▸ **What needs to be done**
Which lines hold the string "бензина"? Copy every one of them.

Records from a data source
[BEGIN]
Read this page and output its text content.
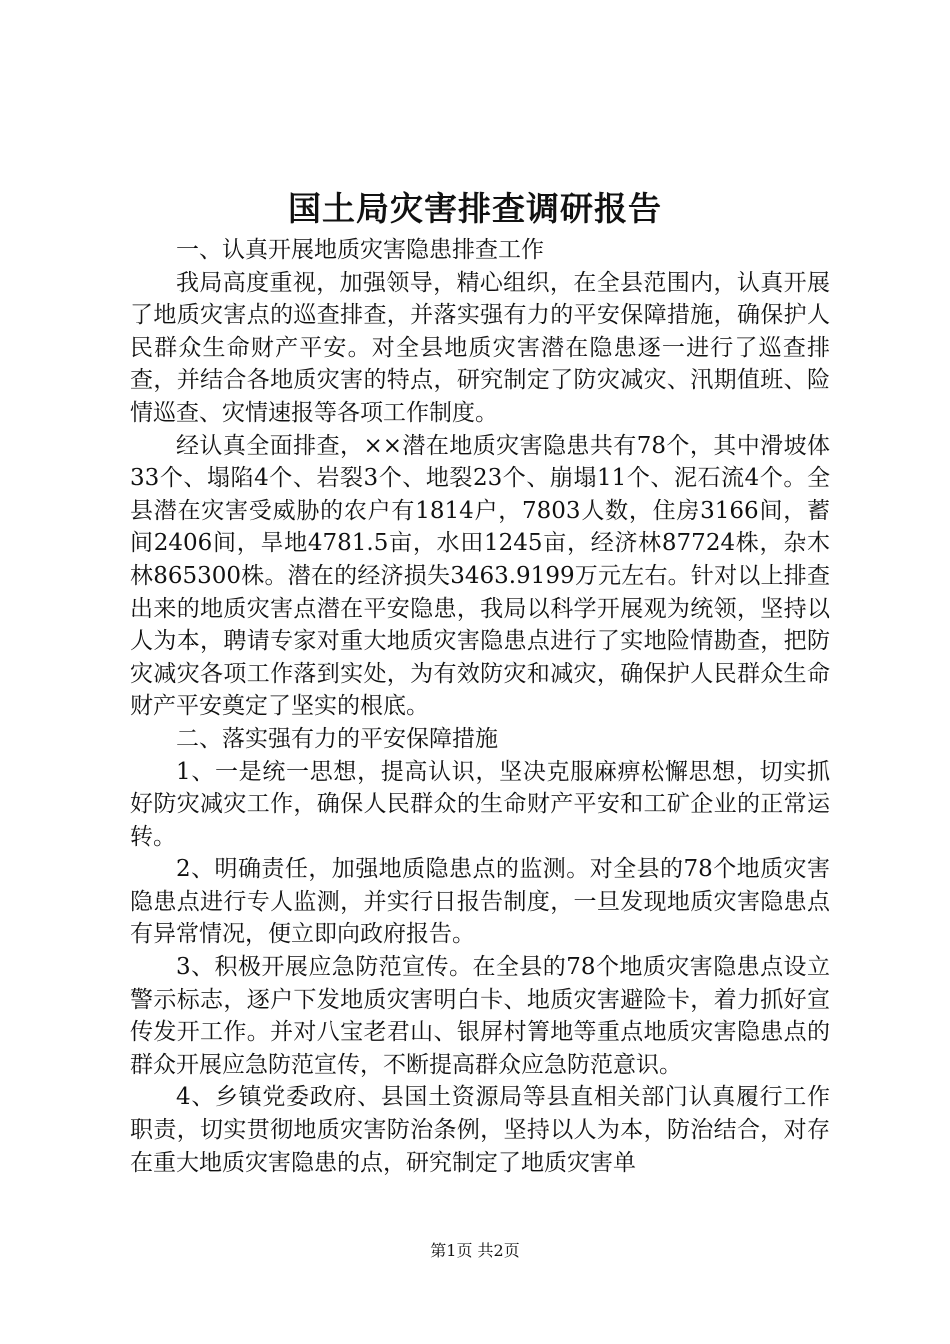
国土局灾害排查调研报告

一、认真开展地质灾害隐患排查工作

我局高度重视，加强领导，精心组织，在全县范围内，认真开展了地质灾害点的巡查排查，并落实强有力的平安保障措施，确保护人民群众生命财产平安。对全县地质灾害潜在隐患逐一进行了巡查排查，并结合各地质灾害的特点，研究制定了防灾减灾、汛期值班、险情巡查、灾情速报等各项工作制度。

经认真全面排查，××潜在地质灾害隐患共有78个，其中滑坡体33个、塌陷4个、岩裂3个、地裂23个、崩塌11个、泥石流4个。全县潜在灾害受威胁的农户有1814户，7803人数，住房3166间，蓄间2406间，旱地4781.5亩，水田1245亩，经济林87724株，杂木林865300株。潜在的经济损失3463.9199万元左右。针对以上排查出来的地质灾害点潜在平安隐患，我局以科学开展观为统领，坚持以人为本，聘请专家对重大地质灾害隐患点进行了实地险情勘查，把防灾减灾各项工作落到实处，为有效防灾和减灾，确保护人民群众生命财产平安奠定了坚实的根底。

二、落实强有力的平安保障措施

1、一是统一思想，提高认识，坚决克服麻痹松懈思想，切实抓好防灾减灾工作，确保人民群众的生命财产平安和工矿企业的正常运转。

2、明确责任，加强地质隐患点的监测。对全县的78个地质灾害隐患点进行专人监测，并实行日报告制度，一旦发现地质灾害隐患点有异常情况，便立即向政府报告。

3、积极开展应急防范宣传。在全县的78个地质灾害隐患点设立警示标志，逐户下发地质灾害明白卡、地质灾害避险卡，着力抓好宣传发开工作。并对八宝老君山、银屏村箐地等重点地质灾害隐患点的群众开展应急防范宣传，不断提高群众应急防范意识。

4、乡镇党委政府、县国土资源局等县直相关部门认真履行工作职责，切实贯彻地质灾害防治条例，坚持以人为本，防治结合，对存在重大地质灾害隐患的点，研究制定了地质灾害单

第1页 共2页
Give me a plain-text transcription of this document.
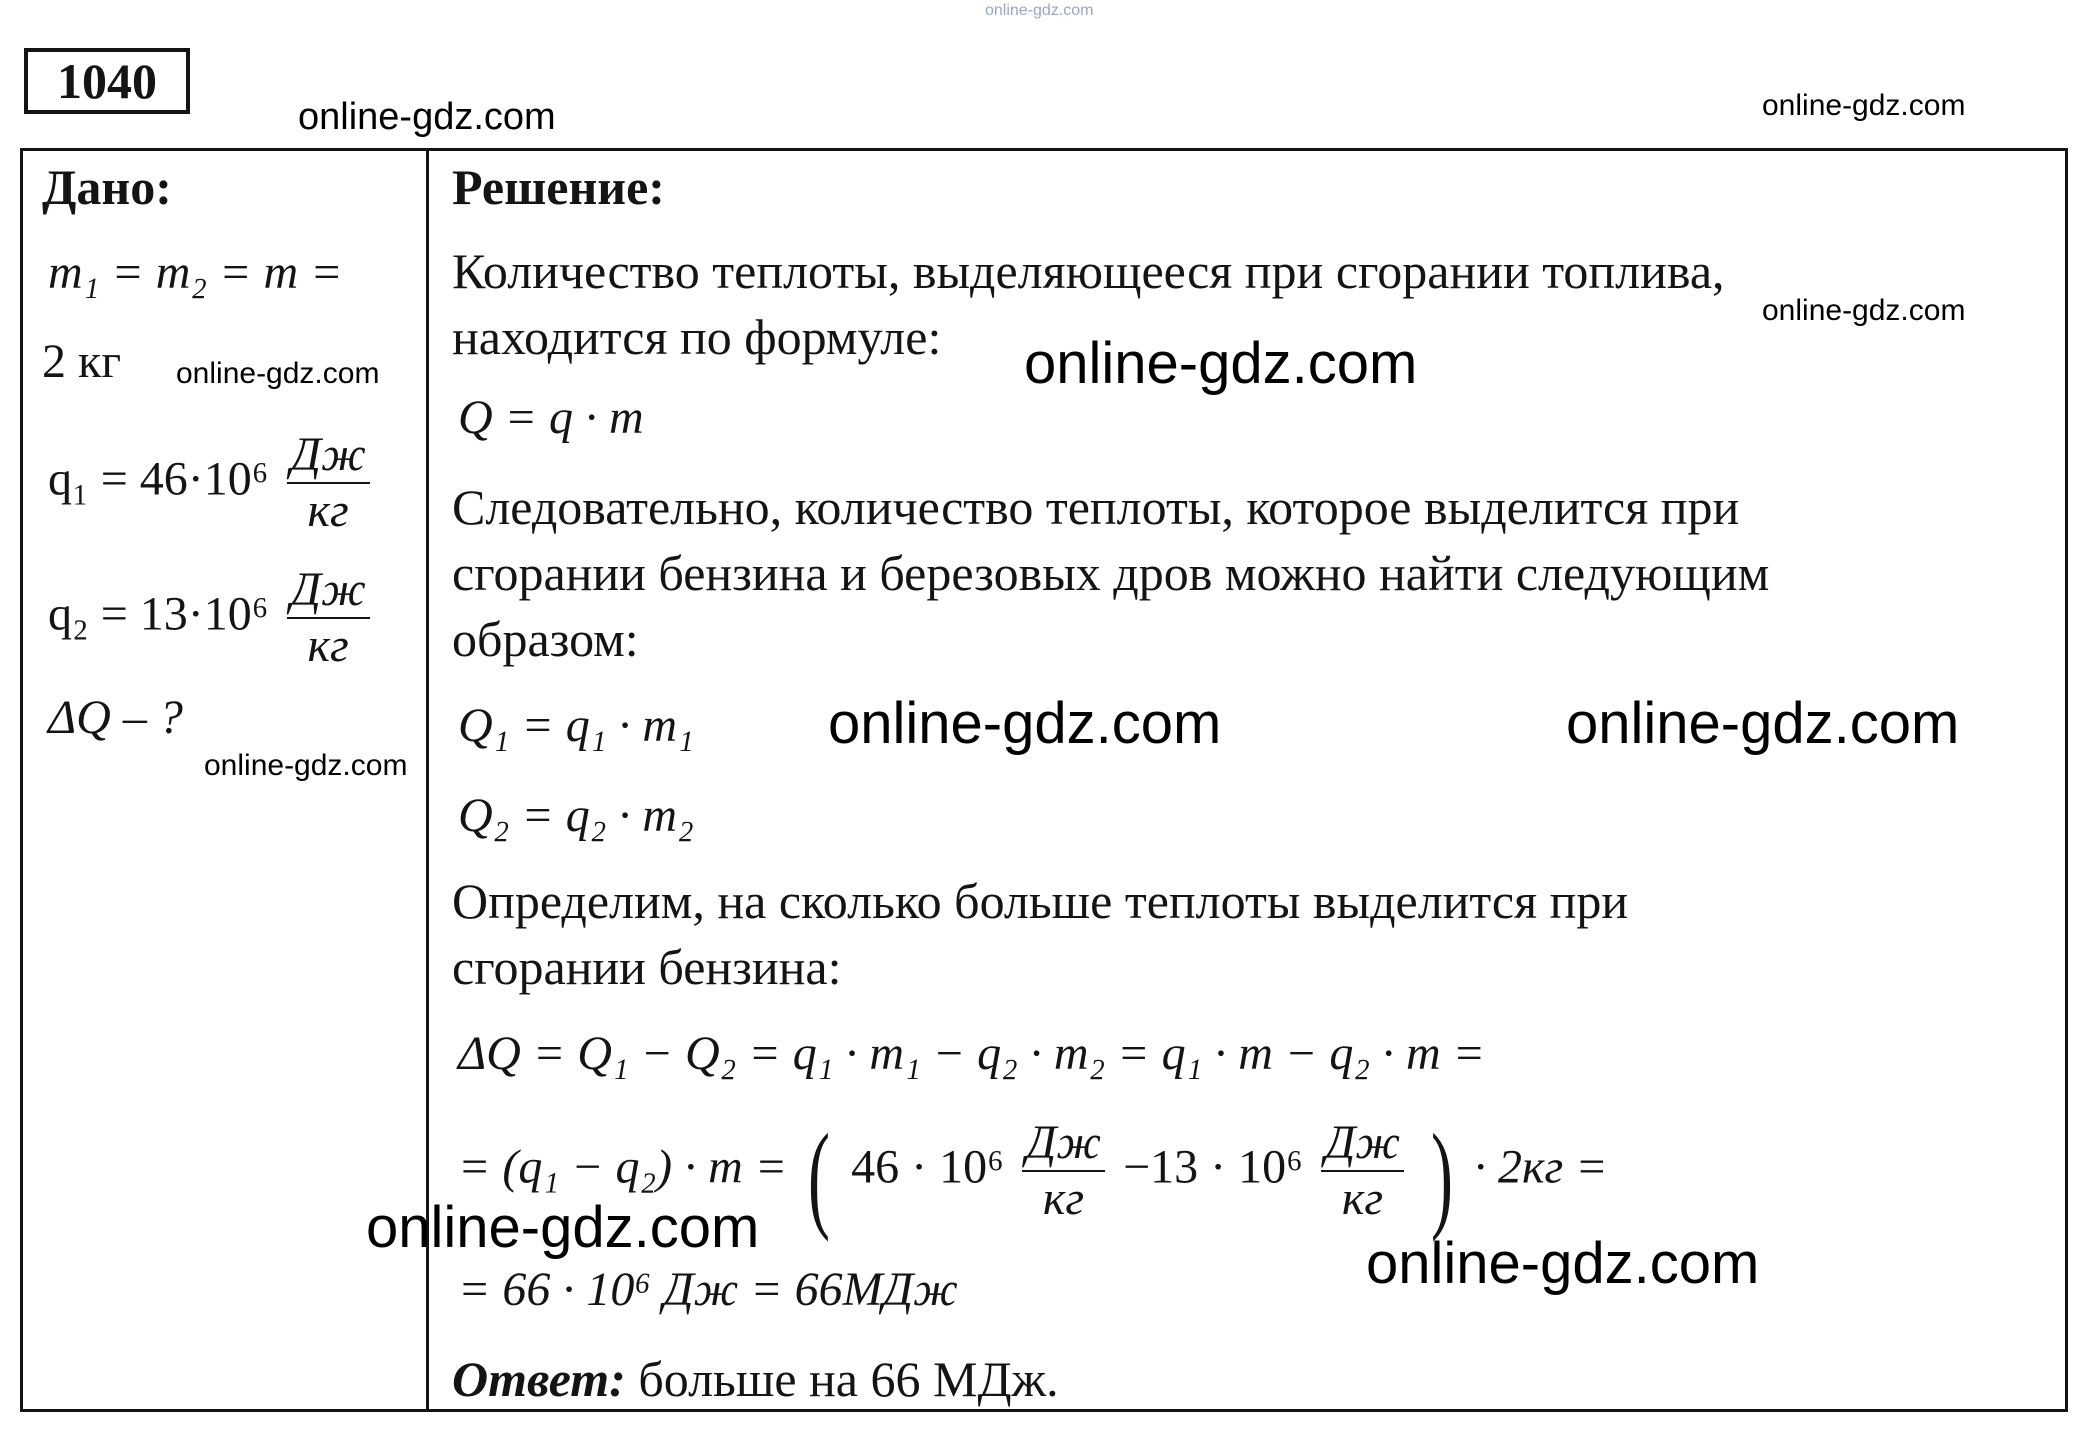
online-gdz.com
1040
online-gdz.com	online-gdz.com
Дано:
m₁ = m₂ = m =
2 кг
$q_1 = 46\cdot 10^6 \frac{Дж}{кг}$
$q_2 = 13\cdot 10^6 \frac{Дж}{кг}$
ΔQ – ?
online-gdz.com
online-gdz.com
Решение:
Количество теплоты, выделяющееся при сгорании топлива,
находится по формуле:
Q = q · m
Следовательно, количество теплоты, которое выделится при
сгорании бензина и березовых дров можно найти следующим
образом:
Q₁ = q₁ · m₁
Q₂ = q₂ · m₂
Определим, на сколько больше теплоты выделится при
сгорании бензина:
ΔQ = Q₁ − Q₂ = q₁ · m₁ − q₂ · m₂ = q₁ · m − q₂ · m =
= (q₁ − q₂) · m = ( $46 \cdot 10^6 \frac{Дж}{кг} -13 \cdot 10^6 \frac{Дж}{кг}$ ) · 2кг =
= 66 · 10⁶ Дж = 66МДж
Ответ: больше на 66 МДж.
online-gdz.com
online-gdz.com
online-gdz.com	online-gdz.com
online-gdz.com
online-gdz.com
[END]
▸ **Final answer**
сгорании бензина и березовых дров можно найти следующим
сгорании бензина:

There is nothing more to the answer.